> Work instructions
Copy the records below exactly as they are written.

> Data section
***

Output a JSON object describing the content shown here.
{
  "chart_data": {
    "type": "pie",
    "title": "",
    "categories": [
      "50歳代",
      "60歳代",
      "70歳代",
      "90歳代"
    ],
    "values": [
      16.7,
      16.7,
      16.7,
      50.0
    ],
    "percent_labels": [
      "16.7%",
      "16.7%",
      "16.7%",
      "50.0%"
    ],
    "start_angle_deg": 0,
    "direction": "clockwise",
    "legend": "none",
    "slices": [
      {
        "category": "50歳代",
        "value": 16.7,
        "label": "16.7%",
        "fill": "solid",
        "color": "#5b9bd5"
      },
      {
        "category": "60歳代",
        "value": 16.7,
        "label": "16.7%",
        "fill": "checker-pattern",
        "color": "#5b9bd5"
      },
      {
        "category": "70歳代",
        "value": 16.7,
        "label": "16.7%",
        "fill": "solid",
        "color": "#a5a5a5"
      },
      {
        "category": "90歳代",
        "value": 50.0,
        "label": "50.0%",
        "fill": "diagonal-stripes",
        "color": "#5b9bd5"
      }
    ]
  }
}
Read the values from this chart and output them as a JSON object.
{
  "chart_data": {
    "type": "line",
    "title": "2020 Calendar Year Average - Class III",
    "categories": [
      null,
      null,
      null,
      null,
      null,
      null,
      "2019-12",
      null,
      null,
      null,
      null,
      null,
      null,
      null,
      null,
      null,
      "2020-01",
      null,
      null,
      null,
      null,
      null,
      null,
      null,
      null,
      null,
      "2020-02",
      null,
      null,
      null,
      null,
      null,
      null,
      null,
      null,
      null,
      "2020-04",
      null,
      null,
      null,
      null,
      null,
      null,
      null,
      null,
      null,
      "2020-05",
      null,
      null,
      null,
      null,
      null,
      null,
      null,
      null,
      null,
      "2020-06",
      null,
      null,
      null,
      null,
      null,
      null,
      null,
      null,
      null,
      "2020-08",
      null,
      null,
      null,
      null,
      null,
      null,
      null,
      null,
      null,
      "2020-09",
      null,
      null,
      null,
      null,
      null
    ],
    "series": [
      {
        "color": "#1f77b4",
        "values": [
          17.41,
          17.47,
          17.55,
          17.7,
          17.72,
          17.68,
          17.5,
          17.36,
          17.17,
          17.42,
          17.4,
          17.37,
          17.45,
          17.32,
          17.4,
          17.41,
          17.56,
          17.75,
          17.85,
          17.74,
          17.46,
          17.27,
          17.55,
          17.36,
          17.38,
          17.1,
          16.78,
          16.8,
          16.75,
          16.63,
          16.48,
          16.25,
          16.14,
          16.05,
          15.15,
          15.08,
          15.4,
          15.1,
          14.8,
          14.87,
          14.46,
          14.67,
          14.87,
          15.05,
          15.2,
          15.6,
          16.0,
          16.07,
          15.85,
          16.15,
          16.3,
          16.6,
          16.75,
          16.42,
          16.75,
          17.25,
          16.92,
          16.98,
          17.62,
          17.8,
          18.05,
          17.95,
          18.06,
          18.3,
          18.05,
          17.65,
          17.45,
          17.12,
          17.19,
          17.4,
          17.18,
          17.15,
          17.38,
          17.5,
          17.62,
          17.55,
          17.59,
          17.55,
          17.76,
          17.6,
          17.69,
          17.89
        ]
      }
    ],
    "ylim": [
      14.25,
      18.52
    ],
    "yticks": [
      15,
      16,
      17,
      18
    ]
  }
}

***

> Correct answer
Output a JSON object describing the content shown here.
{
  "chart_data": {
    "type": "pie",
    "title": "",
    "categories": [
      "50歳代",
      "60歳代",
      "70歳代",
      "90歳代"
    ],
    "values": [
      16.7,
      16.7,
      16.7,
      50.0
    ],
    "percent_labels": [
      "16.7%",
      "16.7%",
      "16.7%",
      "50.0%"
    ],
    "start_angle_deg": 0,
    "direction": "clockwise",
    "legend": "none",
    "slices": [
      {
        "category": "50歳代",
        "value": 16.7,
        "label": "16.7%",
        "fill": "solid",
        "color": "#5b9bd5"
      },
      {
        "category": "60歳代",
        "value": 16.7,
        "label": "16.7%",
        "fill": "checker-pattern",
        "color": "#5b9bd5"
      },
      {
        "category": "70歳代",
        "value": 16.7,
        "label": "16.7%",
        "fill": "solid",
        "color": "#a5a5a5"
      },
      {
        "category": "90歳代",
        "value": 50.0,
        "label": "50.0%",
        "fill": "diagonal-stripes",
        "color": "#5b9bd5"
      }
    ]
  }
}
Read the values from this chart and output them as a JSON object.
{
  "chart_data": {
    "type": "line",
    "title": "2020 Calendar Year Average - Class III",
    "categories": [
      null,
      null,
      null,
      null,
      null,
      null,
      "2019-12",
      null,
      null,
      null,
      null,
      null,
      null,
      null,
      null,
      null,
      "2020-01",
      null,
      null,
      null,
      null,
      null,
      null,
      null,
      null,
      null,
      "2020-02",
      null,
      null,
      null,
      null,
      null,
      null,
      null,
      null,
      null,
      "2020-04",
      null,
      null,
      null,
      null,
      null,
      null,
      null,
      null,
      null,
      "2020-05",
      null,
      null,
      null,
      null,
      null,
      null,
      null,
      null,
      null,
      "2020-06",
      null,
      null,
      null,
      null,
      null,
      null,
      null,
      null,
      null,
      "2020-08",
      null,
      null,
      null,
      null,
      null,
      null,
      null,
      null,
      null,
      "2020-09",
      null,
      null,
      null,
      null,
      null
    ],
    "series": [
      {
        "color": "#1f77b4",
        "values": [
          17.41,
          17.47,
          17.55,
          17.7,
          17.72,
          17.68,
          17.5,
          17.36,
          17.17,
          17.42,
          17.4,
          17.37,
          17.45,
          17.32,
          17.4,
          17.41,
          17.56,
          17.75,
          17.85,
          17.74,
          17.46,
          17.27,
          17.55,
          17.36,
          17.38,
          17.1,
          16.78,
          16.8,
          16.75,
          16.63,
          16.48,
          16.25,
          16.14,
          16.05,
          15.15,
          15.08,
          15.4,
          15.1,
          14.8,
          14.87,
          14.46,
          14.67,
          14.87,
          15.05,
          15.2,
          15.6,
          16.0,
          16.07,
          15.85,
          16.15,
          16.3,
          16.6,
          16.75,
          16.42,
          16.75,
          17.25,
          16.92,
          16.98,
          17.62,
          17.8,
          18.05,
          17.95,
          18.06,
          18.3,
          18.05,
          17.65,
          17.45,
          17.12,
          17.19,
          17.4,
          17.18,
          17.15,
          17.38,
          17.5,
          17.62,
          17.55,
          17.59,
          17.55,
          17.76,
          17.6,
          17.69,
          17.89
        ]
      }
    ],
    "ylim": [
      14.25,
      18.52
    ],
    "yticks": [
      15,
      16,
      17,
      18
    ]
  }
}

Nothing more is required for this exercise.